WHAT IS ASKED: Lines containing the word "SOUND" should be extracted in full.

[Source records]
————

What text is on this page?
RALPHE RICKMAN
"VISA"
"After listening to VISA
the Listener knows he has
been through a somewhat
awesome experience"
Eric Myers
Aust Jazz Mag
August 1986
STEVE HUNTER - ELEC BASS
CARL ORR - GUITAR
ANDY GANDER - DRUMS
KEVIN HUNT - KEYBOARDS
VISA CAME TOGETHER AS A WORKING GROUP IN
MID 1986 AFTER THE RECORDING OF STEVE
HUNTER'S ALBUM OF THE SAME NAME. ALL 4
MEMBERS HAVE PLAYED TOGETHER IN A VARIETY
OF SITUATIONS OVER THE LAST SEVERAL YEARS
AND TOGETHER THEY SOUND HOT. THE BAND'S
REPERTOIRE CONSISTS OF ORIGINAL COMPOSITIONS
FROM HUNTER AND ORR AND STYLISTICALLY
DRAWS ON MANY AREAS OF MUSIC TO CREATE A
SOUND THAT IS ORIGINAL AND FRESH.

————

EXPECTED OUTPUT:
AND TOGETHER THEY SOUND HOT. THE BAND'S
SOUND THAT IS ORIGINAL AND FRESH.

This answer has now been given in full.